## Requirement
Report how many lines hold the word "CORRELATION"; answer with the number alone.

## Dataset records

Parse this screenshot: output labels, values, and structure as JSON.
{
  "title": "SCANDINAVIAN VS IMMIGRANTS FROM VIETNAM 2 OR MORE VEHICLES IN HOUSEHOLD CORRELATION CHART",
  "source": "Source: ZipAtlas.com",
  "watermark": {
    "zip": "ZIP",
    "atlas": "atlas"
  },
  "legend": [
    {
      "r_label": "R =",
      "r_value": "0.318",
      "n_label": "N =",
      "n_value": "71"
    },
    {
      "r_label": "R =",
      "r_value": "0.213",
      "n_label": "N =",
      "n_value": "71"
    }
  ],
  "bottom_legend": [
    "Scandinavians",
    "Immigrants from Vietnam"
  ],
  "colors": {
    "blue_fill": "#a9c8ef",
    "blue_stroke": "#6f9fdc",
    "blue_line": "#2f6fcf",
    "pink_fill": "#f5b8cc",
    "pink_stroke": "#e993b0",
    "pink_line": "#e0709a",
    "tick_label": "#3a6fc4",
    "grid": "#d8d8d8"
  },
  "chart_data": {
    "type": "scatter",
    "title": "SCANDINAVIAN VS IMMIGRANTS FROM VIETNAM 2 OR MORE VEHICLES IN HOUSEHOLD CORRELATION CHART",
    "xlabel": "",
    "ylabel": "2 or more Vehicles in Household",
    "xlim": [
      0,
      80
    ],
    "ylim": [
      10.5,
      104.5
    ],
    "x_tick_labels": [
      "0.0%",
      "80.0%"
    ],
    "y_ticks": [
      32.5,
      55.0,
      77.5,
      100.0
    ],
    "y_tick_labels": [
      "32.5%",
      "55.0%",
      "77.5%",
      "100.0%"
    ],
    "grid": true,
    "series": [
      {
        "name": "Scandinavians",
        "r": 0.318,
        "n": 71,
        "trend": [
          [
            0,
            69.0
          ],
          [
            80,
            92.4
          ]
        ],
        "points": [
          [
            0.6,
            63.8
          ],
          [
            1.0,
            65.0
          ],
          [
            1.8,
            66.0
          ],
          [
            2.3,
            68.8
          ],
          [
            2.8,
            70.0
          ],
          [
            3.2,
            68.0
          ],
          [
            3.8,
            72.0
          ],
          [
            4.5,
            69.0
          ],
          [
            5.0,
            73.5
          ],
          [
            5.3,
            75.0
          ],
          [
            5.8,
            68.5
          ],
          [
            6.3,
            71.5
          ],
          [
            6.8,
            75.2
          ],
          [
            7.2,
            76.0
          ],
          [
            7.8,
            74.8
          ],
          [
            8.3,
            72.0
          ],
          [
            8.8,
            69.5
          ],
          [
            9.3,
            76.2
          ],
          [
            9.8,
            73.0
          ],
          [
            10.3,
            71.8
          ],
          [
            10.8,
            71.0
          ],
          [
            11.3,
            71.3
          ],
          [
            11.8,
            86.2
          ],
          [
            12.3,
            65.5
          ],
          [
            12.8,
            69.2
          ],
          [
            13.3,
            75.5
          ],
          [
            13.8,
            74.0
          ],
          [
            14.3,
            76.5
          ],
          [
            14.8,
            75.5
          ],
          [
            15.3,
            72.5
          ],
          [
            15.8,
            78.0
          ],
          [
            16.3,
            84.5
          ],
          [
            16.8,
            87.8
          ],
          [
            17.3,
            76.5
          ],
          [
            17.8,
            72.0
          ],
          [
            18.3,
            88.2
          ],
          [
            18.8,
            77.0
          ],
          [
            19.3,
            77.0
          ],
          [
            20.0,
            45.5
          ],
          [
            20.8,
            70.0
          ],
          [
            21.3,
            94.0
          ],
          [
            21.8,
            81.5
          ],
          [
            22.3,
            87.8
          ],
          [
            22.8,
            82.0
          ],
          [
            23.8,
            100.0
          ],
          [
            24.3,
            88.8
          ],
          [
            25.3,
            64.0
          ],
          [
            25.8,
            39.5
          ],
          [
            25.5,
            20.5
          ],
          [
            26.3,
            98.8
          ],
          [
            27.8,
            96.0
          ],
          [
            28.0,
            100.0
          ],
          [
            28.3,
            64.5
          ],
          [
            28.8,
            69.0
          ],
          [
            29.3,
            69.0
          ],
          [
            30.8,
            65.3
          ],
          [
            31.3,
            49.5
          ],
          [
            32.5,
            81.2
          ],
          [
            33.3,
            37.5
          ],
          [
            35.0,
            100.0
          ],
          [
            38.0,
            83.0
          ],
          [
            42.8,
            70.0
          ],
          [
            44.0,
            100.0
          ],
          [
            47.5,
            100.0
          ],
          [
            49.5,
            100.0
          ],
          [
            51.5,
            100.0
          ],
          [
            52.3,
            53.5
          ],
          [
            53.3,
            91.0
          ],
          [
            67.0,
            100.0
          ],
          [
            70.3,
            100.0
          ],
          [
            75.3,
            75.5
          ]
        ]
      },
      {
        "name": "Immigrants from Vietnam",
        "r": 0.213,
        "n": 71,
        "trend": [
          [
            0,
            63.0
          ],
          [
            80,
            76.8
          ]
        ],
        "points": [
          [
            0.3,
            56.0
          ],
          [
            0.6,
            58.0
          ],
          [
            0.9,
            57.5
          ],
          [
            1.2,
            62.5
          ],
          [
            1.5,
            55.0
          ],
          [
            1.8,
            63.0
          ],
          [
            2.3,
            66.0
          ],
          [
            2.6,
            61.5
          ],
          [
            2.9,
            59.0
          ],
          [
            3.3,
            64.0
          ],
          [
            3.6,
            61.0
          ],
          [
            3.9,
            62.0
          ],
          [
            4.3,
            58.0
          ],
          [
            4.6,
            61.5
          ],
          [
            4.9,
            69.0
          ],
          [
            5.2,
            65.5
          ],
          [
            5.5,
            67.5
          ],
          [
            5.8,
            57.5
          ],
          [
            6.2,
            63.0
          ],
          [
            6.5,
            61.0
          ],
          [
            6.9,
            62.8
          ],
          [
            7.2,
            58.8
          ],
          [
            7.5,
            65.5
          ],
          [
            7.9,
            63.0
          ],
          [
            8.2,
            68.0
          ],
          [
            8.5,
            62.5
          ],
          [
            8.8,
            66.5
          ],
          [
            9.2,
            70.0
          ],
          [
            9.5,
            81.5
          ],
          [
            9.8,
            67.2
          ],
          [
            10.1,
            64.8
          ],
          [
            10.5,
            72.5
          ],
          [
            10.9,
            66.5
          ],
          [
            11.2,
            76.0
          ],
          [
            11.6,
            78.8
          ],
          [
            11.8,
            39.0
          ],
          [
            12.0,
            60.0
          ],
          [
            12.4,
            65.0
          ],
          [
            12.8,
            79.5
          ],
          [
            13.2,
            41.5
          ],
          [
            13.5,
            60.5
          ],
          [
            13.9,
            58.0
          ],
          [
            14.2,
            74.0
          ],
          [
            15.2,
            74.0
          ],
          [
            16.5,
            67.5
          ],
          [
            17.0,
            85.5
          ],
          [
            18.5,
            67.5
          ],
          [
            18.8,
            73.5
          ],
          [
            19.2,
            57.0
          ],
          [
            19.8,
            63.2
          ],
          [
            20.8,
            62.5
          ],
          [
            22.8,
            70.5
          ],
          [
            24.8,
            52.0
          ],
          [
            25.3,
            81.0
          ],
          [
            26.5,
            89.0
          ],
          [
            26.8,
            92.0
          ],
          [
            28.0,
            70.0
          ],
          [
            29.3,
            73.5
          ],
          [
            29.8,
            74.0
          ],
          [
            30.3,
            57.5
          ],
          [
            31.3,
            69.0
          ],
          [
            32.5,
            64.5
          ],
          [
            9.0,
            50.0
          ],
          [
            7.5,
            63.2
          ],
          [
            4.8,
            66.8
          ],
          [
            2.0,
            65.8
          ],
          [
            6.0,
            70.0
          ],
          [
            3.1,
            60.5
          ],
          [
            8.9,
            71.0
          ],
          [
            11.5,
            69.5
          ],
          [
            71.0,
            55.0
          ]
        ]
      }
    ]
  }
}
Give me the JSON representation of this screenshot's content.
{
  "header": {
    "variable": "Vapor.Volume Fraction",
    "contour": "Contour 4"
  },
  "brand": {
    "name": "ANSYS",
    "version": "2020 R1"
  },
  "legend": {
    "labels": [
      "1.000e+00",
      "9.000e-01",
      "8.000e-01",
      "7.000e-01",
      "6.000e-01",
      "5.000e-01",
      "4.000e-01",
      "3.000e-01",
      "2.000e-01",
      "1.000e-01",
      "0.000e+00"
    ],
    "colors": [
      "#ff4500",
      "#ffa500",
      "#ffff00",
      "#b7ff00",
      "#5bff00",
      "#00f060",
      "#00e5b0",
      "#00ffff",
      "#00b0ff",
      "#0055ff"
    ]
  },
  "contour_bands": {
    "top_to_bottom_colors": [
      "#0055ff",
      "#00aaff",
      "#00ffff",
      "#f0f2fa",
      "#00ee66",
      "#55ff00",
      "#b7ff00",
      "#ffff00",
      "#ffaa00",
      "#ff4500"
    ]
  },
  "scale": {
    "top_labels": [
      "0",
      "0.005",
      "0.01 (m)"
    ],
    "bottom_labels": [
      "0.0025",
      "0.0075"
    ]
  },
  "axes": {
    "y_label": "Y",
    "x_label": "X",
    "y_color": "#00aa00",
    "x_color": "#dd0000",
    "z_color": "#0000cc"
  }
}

## Reply to the exercise
2